-- start Rows --

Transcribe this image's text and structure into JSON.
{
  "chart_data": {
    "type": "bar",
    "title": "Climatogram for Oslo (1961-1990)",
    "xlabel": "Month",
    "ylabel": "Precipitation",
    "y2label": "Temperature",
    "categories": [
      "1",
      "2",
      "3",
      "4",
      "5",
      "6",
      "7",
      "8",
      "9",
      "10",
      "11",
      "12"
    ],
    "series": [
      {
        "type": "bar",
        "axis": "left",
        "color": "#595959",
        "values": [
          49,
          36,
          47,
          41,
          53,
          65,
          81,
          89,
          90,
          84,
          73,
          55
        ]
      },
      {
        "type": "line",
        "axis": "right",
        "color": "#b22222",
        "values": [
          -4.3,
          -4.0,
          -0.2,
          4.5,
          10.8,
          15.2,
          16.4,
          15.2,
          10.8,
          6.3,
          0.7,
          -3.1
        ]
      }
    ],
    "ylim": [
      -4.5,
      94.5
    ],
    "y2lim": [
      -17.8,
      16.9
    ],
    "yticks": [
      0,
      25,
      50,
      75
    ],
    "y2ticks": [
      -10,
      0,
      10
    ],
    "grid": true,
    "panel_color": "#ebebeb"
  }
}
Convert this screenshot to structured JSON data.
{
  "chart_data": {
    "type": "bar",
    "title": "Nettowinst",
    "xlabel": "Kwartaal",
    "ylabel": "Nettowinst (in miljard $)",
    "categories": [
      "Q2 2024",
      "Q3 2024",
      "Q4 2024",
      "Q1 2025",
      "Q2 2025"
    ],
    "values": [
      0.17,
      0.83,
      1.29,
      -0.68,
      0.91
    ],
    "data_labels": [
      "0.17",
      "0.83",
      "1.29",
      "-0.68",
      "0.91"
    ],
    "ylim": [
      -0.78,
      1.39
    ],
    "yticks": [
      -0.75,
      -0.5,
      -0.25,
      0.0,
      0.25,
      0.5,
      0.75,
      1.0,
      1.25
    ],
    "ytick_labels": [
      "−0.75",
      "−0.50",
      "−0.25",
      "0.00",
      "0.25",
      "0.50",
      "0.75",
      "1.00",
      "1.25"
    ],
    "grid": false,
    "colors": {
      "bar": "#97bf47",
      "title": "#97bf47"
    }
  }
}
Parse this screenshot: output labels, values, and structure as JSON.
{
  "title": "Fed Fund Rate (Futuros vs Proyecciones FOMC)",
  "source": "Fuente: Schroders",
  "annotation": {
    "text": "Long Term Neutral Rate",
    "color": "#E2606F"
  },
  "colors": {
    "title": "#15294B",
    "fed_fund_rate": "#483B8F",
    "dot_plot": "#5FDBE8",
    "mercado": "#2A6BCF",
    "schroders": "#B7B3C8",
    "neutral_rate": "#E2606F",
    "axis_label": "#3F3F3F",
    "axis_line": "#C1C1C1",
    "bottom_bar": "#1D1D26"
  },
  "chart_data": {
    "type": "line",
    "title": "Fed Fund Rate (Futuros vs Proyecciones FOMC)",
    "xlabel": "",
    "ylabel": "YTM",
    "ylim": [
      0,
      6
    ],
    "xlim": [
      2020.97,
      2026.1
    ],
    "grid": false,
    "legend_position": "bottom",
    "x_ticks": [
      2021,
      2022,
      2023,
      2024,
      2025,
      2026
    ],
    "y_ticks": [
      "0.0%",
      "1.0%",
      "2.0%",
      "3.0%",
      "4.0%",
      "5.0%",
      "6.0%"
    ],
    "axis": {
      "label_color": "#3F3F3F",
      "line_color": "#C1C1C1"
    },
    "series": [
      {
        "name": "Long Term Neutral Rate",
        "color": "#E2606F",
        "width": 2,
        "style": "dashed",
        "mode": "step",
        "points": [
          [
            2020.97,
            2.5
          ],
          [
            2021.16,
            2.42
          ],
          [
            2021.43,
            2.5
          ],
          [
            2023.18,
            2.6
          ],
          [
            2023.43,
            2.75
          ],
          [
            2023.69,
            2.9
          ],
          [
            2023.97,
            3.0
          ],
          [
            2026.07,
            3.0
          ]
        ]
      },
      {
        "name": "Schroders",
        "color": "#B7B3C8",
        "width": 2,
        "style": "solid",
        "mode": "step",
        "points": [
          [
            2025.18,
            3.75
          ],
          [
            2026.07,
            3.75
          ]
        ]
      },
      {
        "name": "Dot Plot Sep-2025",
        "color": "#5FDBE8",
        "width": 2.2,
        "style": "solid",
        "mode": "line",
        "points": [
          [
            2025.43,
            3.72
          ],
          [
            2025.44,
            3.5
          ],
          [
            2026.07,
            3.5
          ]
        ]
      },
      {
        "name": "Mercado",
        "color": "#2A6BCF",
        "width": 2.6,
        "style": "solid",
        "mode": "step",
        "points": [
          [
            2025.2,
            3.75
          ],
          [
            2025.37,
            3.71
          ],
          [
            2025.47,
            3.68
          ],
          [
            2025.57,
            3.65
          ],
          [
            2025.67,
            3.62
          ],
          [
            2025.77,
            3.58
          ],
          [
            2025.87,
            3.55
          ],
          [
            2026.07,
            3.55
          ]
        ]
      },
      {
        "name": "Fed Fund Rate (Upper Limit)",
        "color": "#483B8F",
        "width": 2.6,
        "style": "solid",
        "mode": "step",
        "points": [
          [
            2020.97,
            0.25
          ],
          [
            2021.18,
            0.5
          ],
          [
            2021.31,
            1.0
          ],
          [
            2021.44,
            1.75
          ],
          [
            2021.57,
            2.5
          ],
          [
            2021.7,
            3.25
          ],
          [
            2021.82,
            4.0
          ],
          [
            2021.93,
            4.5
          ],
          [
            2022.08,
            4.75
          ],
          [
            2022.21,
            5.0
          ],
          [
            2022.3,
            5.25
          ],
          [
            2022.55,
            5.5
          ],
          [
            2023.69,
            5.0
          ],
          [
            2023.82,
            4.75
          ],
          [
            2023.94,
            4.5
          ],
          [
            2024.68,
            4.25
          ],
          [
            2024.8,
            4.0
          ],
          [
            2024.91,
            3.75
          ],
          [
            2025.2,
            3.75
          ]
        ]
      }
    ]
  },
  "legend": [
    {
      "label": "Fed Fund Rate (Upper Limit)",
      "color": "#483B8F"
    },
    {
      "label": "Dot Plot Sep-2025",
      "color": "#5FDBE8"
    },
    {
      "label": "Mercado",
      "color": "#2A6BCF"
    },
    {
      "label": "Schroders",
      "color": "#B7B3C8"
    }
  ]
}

-- end Rows --

# [Goal of the exercise]
Determine how many lines of the data contain "Limit" and give nothing but that number.

# [Reply]
2